**Tarefa proposta A:**
Responda com base no texto sobre a poesia de Rosane Carneiro:
(i) Qual foi o primeiro livro da poeta e em que ano saiu?
(ii) Em que ano surgiu Prova?
(iii) Segundo o texto, em que se transforma o estranho na poesia de Rosane Carneiro?
**Tarefa proposta B:**
Devolva sem alterações o trecho do texto sobre a poesia de Rosane Carneiro que começa em "Corpo estranho, terceiro" e vai até "que e insubstituível.", incluindo estas últimas palavras.

**Texto fornecido:**
────────────────────────────────────────
Mas neste seu pequeno livro-corpo “indevido”, Rosane Carneiro não presume a fatal destinação dos seres, desde o “ovo” condenados a uma vita breve. Evoé, ruge a poetisa, convidando homens e mulheres ao renascimento de Dionísio, seja nesta existência bailarina, seja em outras de um aquém-túmulo. E se a vida pode ser “memória do corpo” ou “carne da história”, por um lado indica aquilo que resiste, por outro o que sacia a fome de si e do alheio. Ou seja, a fronteira entre o corpo inibido e o corpo desejante: “Ao alcance dos olhos a cura/ o que não se procura/ não se prescreve/ receita em descoberta”.   
 
(orelha)



           Antonio Carlos Secchin


As modulações de Eros, tão presentes em Prova, livro anterior de Rosane Carneiro, ressurgem ainda mais intensas e bem trabalhadas neste Corpo estranho. Na busca de palavras que digam a força da matéria, Rosane defronta-se com a “carne da aurora”, deseja a “embriaguez da luz”. Na sua poesia, transforma-se o estranho em entranha, pois o outro já surge sob o signo da interioridade: “germine em mim / a pele do homem amado”. Sorver o corpo da paisagem (“os músculos do vento”) ou perder-se na paisagem do corpo são movimentos que apontam para a mesma direção: a da palavra poética entendida como a prática de uma erosgrafia.



(Quarta capa)
 



 


O sacro, o profano e o corpo
Obras de Rosane Carneiro dialogam com Hilda Hilst e Frida Kahlo

                          Elaine Pauvolid
                          Poeta

 
Corpo estranho, terceiro livro da poeta Rosane Carneiro, sacramenta uma vocação. Em Excesso, o primeiro, de 1999, mostrava-se dona de seus limites e transgressões em passeios pelo corpo e pela alma. A voz sacra clamando santos e ditando preces numa latinidade mística intercalava com o profano da matéria, evocando o universo pictórico da mexicana Frida Kahlo (1907-1954). Ainda que o título seja Excesso, segue a sugestão de Ezra Pound (1885-1972) da busca pela palavra exata. Rosane só escreve o que e insubstituível.
 
Prova surgiu em 2004. O título, que se justifica numa aprovação de conteúdo, ou no rito de passagem, como verbo ou substantivo, abre um leque de possibilidades e indica uma obra coerente. A voz e reconhecível. Os mesmos elementos: o sacro, o profano, o corpo. A mesma característica de estilo e concisão. Se no primeiro livro o excesso era necessário – excesso de imagens poéticas – no segundo o excesso é lembrado como algo que ja foi, trazendo a presença do tempo no movimento mesmo da busca por uma maior precisão, no enxugamento das palavras e refinamento do uso.

Em Corpo estranho, os elementos de Excesso e Prova se reafirmam. Na nova produção, a ratificação do corpo com cicatrizes, raízes plantadas no chão como pernas humanas, ou pilares de concreto através da paixao e da razão. De novo se pressentem os tons de Frida Kahlo, talvez em telas menos rubras.
────────────────────────────────────────
**Dados brutos:**
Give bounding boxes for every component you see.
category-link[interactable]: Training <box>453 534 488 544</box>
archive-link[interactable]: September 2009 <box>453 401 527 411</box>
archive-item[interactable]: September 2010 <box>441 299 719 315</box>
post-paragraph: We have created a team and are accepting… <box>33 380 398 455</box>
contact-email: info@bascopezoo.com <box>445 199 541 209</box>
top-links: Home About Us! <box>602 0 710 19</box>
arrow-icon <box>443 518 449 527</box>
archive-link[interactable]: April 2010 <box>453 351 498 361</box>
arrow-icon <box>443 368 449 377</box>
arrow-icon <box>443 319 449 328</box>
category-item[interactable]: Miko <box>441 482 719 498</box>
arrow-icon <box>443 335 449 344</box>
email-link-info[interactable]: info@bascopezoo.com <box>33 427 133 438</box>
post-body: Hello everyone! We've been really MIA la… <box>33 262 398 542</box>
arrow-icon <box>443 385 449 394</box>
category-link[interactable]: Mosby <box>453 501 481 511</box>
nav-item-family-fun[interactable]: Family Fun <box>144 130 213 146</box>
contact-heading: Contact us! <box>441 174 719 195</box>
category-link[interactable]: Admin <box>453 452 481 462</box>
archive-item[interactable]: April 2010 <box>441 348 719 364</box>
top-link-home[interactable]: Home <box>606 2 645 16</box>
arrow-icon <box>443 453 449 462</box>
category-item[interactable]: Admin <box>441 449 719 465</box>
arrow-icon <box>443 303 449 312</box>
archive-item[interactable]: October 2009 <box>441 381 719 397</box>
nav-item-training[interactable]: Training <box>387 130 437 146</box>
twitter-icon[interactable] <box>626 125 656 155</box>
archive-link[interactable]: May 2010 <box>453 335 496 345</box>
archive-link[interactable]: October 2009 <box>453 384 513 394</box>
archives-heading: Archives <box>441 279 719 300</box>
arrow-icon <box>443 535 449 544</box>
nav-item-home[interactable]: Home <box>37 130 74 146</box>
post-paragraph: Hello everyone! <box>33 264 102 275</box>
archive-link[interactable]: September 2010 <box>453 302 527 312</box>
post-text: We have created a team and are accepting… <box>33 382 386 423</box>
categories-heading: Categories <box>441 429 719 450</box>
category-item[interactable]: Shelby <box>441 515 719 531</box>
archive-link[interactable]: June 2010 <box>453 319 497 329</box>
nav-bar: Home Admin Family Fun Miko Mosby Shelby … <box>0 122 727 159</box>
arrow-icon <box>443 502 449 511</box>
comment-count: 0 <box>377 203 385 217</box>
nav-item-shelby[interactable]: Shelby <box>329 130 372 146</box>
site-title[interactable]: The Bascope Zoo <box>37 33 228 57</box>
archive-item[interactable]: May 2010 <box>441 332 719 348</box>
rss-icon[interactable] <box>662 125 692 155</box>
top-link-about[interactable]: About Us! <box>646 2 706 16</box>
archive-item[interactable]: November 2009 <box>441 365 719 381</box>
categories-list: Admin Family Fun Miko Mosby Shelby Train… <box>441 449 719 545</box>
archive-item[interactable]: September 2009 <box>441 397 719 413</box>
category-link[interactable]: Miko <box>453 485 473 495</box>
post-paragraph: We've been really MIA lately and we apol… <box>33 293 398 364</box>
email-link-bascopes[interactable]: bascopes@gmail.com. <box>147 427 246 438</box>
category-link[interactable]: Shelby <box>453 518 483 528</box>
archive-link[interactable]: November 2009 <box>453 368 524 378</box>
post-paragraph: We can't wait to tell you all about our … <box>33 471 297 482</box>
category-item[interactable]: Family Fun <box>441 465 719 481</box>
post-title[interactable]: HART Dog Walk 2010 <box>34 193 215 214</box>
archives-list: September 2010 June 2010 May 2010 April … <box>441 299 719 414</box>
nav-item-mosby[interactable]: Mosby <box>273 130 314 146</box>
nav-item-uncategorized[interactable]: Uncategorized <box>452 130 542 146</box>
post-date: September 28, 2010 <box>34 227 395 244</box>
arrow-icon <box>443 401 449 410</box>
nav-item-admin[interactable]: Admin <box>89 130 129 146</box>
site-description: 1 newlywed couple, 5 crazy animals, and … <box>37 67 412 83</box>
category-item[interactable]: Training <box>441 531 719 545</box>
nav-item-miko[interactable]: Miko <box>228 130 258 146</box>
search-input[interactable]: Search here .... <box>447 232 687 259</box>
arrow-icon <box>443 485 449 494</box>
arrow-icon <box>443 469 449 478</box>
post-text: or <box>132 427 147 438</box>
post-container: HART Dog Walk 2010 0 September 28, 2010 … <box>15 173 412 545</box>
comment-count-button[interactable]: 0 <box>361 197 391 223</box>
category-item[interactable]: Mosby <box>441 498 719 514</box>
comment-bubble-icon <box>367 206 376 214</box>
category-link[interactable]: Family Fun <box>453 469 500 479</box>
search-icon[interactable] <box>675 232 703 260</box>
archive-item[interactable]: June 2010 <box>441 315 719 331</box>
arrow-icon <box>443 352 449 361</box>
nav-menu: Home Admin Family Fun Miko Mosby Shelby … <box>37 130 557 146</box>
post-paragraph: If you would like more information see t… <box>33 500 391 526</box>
────────────────────────────────────────
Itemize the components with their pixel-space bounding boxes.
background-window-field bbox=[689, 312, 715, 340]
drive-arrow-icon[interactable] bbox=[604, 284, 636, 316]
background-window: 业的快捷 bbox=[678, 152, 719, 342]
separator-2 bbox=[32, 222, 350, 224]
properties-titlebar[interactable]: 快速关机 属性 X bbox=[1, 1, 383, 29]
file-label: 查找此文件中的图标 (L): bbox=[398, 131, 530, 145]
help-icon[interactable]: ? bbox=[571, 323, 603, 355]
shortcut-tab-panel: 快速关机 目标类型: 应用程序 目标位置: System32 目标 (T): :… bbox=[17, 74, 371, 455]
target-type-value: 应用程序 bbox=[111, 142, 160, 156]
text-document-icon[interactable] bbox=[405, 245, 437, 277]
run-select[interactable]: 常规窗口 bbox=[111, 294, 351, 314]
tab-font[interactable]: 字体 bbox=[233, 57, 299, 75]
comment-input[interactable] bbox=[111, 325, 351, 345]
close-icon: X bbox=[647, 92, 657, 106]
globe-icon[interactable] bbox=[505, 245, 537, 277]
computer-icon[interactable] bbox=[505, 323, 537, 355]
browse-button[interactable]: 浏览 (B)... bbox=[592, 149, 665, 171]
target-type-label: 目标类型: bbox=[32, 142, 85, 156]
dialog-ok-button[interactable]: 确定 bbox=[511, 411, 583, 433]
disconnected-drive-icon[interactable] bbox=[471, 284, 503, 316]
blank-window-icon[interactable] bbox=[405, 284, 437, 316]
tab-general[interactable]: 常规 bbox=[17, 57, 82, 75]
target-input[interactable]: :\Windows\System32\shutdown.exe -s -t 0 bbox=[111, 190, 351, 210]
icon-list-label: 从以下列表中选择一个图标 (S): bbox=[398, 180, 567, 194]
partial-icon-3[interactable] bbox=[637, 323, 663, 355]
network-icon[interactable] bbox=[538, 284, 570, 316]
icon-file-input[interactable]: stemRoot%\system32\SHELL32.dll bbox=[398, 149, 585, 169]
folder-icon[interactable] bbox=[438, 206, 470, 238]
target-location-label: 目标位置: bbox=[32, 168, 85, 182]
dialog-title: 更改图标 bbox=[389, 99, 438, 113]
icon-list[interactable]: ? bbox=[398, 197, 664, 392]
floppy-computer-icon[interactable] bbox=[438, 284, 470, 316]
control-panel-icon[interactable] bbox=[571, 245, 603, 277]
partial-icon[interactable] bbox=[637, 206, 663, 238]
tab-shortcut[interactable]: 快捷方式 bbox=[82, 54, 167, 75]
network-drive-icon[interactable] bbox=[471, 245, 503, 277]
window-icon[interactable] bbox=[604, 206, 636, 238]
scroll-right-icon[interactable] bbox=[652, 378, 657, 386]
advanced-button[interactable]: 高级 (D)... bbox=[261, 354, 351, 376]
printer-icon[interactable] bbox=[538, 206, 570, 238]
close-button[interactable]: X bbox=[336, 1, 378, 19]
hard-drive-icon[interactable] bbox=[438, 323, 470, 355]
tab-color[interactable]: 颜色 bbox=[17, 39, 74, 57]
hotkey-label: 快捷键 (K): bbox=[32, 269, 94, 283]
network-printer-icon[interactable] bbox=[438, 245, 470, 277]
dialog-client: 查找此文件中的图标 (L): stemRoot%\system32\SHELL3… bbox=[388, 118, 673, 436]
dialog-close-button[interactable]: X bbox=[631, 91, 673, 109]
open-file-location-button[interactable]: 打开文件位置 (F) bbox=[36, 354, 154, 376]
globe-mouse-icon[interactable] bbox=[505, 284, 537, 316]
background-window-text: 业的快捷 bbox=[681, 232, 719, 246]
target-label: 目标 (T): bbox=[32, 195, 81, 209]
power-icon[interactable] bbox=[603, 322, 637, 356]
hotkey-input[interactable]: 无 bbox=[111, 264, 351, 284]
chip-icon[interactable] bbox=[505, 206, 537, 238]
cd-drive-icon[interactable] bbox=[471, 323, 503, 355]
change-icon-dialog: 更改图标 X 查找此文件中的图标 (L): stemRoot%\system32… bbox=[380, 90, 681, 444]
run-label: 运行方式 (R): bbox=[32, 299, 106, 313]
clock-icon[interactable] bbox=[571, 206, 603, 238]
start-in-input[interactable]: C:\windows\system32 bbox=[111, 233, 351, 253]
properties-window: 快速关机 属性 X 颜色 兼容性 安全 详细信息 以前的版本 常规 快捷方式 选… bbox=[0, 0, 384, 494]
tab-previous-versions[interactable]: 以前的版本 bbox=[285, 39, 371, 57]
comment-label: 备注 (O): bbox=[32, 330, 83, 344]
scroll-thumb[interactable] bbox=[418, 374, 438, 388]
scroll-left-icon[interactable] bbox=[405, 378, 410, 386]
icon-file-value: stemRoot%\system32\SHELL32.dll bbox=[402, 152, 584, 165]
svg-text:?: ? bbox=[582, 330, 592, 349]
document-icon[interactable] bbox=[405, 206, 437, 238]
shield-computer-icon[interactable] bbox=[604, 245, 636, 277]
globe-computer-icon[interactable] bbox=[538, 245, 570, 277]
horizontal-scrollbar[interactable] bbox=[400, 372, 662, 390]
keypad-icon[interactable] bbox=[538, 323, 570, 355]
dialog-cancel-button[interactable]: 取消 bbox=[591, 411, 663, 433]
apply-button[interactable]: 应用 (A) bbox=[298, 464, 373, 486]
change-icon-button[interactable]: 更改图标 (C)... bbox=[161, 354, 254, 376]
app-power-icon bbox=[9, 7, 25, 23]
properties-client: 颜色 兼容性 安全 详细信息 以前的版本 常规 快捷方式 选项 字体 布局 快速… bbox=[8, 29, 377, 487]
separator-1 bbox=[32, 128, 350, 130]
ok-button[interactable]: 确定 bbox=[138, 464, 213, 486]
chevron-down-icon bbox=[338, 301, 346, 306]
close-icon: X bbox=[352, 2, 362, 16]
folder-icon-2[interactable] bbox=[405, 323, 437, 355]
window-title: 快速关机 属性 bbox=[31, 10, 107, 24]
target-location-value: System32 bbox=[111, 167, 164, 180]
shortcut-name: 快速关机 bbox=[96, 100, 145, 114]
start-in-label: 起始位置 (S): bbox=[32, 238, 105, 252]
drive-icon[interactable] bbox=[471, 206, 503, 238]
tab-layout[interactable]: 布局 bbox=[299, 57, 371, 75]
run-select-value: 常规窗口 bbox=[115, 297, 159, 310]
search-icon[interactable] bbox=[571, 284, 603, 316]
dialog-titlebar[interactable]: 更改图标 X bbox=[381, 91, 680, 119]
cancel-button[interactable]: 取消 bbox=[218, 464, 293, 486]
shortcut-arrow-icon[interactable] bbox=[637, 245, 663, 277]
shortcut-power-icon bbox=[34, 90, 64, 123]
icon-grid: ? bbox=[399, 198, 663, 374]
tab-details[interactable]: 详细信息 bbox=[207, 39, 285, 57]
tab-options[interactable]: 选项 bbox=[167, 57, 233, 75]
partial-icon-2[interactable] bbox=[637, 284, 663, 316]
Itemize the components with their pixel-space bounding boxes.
────────────────────────────────────────
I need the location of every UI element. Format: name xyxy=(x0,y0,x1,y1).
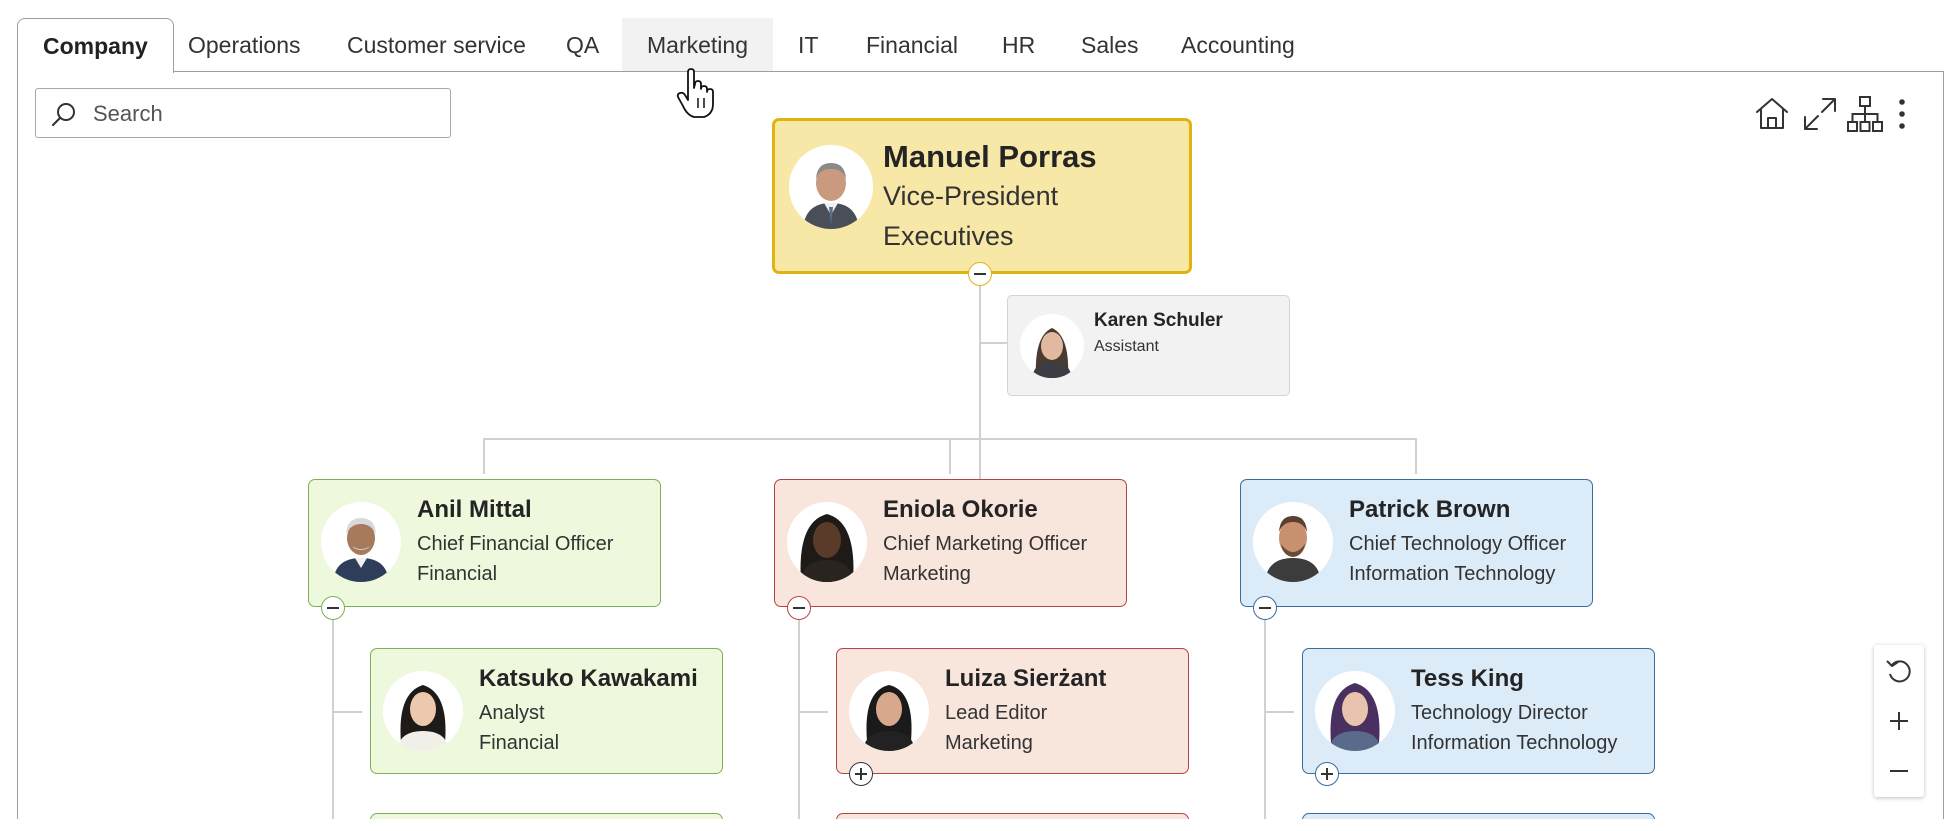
────────────────────────────────────────
**Solução completa A:**
(i) Excesso, de 1999.
(ii) Em 2004.
(iii) Em entranha.

**Solução completa B:**
Corpo estranho, terceiro livro da poeta Rosane Carneiro, sacramenta uma vocação. Em Excesso, o primeiro, de 1999, mostrava-se dona de seus limites e transgressões em passeios pelo corpo e pela alma. A voz sacra clamando santos e ditando preces numa latinidade mística intercalava com o profano da matéria, evocando o universo pictórico da mexicana Frida Kahlo (1907-1954). Ainda que o título seja Excesso, segue a sugestão de Ezra Pound (1885-1972) da busca pela palavra exata. Rosane só escreve o que e insubstituível.